▶ WHAT YOU NEED TO DO
Check each line of the listing for the string "name", count the lines that have it, and answer with that number only.

▶ INPUT RECORDS
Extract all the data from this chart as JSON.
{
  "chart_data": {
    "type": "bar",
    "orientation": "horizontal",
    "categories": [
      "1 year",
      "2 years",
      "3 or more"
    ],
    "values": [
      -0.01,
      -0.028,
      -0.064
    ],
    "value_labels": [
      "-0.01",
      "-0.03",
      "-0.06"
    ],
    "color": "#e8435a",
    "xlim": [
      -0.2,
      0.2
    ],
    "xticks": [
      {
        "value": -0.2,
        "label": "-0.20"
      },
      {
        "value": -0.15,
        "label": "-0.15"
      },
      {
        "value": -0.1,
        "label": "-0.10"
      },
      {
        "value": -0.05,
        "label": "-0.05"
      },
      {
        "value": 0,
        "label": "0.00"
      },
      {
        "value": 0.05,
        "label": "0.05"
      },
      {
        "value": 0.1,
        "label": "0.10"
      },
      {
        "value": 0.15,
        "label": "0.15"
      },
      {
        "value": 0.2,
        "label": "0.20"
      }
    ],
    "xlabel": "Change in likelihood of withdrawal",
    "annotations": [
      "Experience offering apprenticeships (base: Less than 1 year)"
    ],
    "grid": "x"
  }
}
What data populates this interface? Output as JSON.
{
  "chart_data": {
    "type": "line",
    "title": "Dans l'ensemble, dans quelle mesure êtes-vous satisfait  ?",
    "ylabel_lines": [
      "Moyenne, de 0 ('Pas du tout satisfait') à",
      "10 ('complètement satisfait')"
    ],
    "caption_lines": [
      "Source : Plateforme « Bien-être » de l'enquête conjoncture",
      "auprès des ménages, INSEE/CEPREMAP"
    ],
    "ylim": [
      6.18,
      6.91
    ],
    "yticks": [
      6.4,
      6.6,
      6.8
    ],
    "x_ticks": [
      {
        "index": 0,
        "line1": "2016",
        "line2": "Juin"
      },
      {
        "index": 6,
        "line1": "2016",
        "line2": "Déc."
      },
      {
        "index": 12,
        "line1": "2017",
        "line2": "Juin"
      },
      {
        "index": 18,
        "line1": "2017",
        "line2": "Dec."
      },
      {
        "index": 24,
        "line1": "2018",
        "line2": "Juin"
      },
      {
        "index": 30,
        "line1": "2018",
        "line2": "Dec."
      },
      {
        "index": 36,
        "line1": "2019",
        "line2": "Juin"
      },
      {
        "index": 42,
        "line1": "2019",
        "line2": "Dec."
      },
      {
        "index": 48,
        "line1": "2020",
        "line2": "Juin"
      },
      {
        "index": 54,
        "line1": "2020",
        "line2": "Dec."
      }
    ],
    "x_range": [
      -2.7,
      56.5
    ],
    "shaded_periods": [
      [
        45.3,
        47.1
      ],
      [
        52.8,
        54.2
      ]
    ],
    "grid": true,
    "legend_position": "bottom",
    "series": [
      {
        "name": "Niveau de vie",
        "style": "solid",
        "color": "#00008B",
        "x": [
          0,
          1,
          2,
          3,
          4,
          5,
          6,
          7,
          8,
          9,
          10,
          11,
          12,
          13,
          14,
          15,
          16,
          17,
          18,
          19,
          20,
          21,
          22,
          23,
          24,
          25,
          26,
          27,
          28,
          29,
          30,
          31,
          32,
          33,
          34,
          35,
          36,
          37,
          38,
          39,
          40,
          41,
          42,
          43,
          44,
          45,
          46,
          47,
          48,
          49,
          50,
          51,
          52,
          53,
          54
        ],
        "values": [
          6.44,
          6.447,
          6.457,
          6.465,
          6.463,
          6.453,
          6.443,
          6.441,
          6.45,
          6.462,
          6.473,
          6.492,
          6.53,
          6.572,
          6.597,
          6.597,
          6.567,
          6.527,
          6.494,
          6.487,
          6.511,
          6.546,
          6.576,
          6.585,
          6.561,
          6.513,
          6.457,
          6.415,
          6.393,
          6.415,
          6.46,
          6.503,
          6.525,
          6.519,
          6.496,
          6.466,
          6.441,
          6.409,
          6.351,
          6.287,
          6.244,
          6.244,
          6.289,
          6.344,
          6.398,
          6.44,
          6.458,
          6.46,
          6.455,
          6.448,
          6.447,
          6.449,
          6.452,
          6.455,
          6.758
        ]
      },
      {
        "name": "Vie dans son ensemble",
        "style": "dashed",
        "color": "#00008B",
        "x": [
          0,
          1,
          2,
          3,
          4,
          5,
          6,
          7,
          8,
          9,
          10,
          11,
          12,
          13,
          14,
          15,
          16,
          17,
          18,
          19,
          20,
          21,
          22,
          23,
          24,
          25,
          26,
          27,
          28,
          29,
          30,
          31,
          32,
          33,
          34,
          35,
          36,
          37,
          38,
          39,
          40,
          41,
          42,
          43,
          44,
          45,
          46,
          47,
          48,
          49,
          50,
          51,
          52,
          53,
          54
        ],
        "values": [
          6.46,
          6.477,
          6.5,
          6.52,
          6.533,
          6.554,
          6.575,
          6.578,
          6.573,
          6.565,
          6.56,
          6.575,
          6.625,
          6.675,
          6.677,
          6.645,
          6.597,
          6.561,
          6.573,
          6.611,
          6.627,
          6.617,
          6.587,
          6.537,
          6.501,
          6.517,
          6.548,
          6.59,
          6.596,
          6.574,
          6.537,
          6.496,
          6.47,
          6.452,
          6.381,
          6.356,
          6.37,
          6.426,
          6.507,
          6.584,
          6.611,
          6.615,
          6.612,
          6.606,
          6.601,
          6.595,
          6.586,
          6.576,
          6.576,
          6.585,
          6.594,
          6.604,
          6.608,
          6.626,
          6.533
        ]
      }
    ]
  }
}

▶ SOLVED EXERCISE
2